Dataset listings of figures:

>> start

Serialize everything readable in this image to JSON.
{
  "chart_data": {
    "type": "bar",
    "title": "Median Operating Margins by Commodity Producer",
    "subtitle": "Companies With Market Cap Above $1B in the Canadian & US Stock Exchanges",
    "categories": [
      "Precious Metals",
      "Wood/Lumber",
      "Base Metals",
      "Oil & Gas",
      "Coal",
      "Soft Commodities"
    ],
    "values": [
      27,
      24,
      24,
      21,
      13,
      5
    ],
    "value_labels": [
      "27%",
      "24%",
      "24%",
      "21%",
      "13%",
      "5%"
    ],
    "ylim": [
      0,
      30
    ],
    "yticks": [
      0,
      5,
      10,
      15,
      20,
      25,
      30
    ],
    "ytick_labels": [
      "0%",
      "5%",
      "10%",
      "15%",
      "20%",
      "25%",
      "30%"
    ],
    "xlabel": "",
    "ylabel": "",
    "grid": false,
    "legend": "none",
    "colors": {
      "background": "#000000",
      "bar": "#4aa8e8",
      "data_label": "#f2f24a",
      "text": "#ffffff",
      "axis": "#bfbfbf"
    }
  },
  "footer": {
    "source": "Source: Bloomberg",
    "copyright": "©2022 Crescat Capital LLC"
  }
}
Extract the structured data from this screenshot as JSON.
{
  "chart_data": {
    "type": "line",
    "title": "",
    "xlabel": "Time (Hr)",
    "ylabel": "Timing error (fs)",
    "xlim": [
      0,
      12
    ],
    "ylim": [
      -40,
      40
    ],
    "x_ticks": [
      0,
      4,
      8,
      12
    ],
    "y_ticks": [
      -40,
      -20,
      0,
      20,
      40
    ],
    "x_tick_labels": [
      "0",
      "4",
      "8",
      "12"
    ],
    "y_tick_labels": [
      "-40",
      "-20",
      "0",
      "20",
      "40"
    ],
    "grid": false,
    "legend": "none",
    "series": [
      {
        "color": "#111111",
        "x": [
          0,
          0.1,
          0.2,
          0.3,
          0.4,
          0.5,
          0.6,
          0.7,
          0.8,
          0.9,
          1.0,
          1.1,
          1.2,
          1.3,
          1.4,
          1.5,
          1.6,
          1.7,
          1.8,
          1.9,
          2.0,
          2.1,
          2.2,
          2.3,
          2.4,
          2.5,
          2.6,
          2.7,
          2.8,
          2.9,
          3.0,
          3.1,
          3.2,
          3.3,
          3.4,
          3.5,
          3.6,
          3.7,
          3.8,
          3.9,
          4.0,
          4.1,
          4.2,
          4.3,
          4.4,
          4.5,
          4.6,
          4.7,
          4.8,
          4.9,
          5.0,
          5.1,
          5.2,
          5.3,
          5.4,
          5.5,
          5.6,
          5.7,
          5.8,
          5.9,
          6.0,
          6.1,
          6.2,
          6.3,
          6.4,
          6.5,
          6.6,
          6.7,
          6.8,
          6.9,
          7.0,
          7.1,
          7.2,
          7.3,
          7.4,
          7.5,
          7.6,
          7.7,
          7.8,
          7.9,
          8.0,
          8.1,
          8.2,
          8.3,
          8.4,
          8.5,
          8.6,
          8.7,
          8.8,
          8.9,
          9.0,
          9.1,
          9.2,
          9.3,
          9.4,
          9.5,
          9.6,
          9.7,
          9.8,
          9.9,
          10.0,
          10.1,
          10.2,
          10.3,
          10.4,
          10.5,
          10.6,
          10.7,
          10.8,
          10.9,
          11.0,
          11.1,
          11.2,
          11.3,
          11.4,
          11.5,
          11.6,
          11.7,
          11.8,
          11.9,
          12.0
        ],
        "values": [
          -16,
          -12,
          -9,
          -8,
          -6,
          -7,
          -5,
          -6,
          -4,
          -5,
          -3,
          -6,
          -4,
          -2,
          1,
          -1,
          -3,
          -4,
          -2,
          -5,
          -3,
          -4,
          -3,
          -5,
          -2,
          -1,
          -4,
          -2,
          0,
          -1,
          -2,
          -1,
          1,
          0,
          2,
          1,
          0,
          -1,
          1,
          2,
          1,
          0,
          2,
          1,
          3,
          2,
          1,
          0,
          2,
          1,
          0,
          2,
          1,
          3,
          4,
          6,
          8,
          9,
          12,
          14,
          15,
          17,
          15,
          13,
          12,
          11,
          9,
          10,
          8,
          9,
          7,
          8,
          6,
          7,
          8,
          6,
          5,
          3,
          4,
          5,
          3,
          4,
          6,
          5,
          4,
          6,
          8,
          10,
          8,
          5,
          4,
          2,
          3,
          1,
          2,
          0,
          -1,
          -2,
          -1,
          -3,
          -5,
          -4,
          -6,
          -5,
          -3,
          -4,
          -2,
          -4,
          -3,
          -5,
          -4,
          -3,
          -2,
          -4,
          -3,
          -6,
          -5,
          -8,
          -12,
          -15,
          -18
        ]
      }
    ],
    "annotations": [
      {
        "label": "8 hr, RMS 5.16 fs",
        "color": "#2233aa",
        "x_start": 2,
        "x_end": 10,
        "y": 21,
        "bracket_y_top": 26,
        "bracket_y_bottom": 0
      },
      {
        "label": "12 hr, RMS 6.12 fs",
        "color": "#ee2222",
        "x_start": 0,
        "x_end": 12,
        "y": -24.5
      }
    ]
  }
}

>> end

**WHAT YOU HAVE TO DO**
Reproduce the full listing exactly.

**ANSWER TO THIS PROBLEM**
Serialize everything readable in this image to JSON.
{
  "chart_data": {
    "type": "bar",
    "title": "Median Operating Margins by Commodity Producer",
    "subtitle": "Companies With Market Cap Above $1B in the Canadian & US Stock Exchanges",
    "categories": [
      "Precious Metals",
      "Wood/Lumber",
      "Base Metals",
      "Oil & Gas",
      "Coal",
      "Soft Commodities"
    ],
    "values": [
      27,
      24,
      24,
      21,
      13,
      5
    ],
    "value_labels": [
      "27%",
      "24%",
      "24%",
      "21%",
      "13%",
      "5%"
    ],
    "ylim": [
      0,
      30
    ],
    "yticks": [
      0,
      5,
      10,
      15,
      20,
      25,
      30
    ],
    "ytick_labels": [
      "0%",
      "5%",
      "10%",
      "15%",
      "20%",
      "25%",
      "30%"
    ],
    "xlabel": "",
    "ylabel": "",
    "grid": false,
    "legend": "none",
    "colors": {
      "background": "#000000",
      "bar": "#4aa8e8",
      "data_label": "#f2f24a",
      "text": "#ffffff",
      "axis": "#bfbfbf"
    }
  },
  "footer": {
    "source": "Source: Bloomberg",
    "copyright": "©2022 Crescat Capital LLC"
  }
}
Extract the structured data from this screenshot as JSON.
{
  "chart_data": {
    "type": "line",
    "title": "",
    "xlabel": "Time (Hr)",
    "ylabel": "Timing error (fs)",
    "xlim": [
      0,
      12
    ],
    "ylim": [
      -40,
      40
    ],
    "x_ticks": [
      0,
      4,
      8,
      12
    ],
    "y_ticks": [
      -40,
      -20,
      0,
      20,
      40
    ],
    "x_tick_labels": [
      "0",
      "4",
      "8",
      "12"
    ],
    "y_tick_labels": [
      "-40",
      "-20",
      "0",
      "20",
      "40"
    ],
    "grid": false,
    "legend": "none",
    "series": [
      {
        "color": "#111111",
        "x": [
          0,
          0.1,
          0.2,
          0.3,
          0.4,
          0.5,
          0.6,
          0.7,
          0.8,
          0.9,
          1.0,
          1.1,
          1.2,
          1.3,
          1.4,
          1.5,
          1.6,
          1.7,
          1.8,
          1.9,
          2.0,
          2.1,
          2.2,
          2.3,
          2.4,
          2.5,
          2.6,
          2.7,
          2.8,
          2.9,
          3.0,
          3.1,
          3.2,
          3.3,
          3.4,
          3.5,
          3.6,
          3.7,
          3.8,
          3.9,
          4.0,
          4.1,
          4.2,
          4.3,
          4.4,
          4.5,
          4.6,
          4.7,
          4.8,
          4.9,
          5.0,
          5.1,
          5.2,
          5.3,
          5.4,
          5.5,
          5.6,
          5.7,
          5.8,
          5.9,
          6.0,
          6.1,
          6.2,
          6.3,
          6.4,
          6.5,
          6.6,
          6.7,
          6.8,
          6.9,
          7.0,
          7.1,
          7.2,
          7.3,
          7.4,
          7.5,
          7.6,
          7.7,
          7.8,
          7.9,
          8.0,
          8.1,
          8.2,
          8.3,
          8.4,
          8.5,
          8.6,
          8.7,
          8.8,
          8.9,
          9.0,
          9.1,
          9.2,
          9.3,
          9.4,
          9.5,
          9.6,
          9.7,
          9.8,
          9.9,
          10.0,
          10.1,
          10.2,
          10.3,
          10.4,
          10.5,
          10.6,
          10.7,
          10.8,
          10.9,
          11.0,
          11.1,
          11.2,
          11.3,
          11.4,
          11.5,
          11.6,
          11.7,
          11.8,
          11.9,
          12.0
        ],
        "values": [
          -16,
          -12,
          -9,
          -8,
          -6,
          -7,
          -5,
          -6,
          -4,
          -5,
          -3,
          -6,
          -4,
          -2,
          1,
          -1,
          -3,
          -4,
          -2,
          -5,
          -3,
          -4,
          -3,
          -5,
          -2,
          -1,
          -4,
          -2,
          0,
          -1,
          -2,
          -1,
          1,
          0,
          2,
          1,
          0,
          -1,
          1,
          2,
          1,
          0,
          2,
          1,
          3,
          2,
          1,
          0,
          2,
          1,
          0,
          2,
          1,
          3,
          4,
          6,
          8,
          9,
          12,
          14,
          15,
          17,
          15,
          13,
          12,
          11,
          9,
          10,
          8,
          9,
          7,
          8,
          6,
          7,
          8,
          6,
          5,
          3,
          4,
          5,
          3,
          4,
          6,
          5,
          4,
          6,
          8,
          10,
          8,
          5,
          4,
          2,
          3,
          1,
          2,
          0,
          -1,
          -2,
          -1,
          -3,
          -5,
          -4,
          -6,
          -5,
          -3,
          -4,
          -2,
          -4,
          -3,
          -5,
          -4,
          -3,
          -2,
          -4,
          -3,
          -6,
          -5,
          -8,
          -12,
          -15,
          -18
        ]
      }
    ],
    "annotations": [
      {
        "label": "8 hr, RMS 5.16 fs",
        "color": "#2233aa",
        "x_start": 2,
        "x_end": 10,
        "y": 21,
        "bracket_y_top": 26,
        "bracket_y_bottom": 0
      },
      {
        "label": "12 hr, RMS 6.12 fs",
        "color": "#ee2222",
        "x_start": 0,
        "x_end": 12,
        "y": -24.5
      }
    ]
  }
}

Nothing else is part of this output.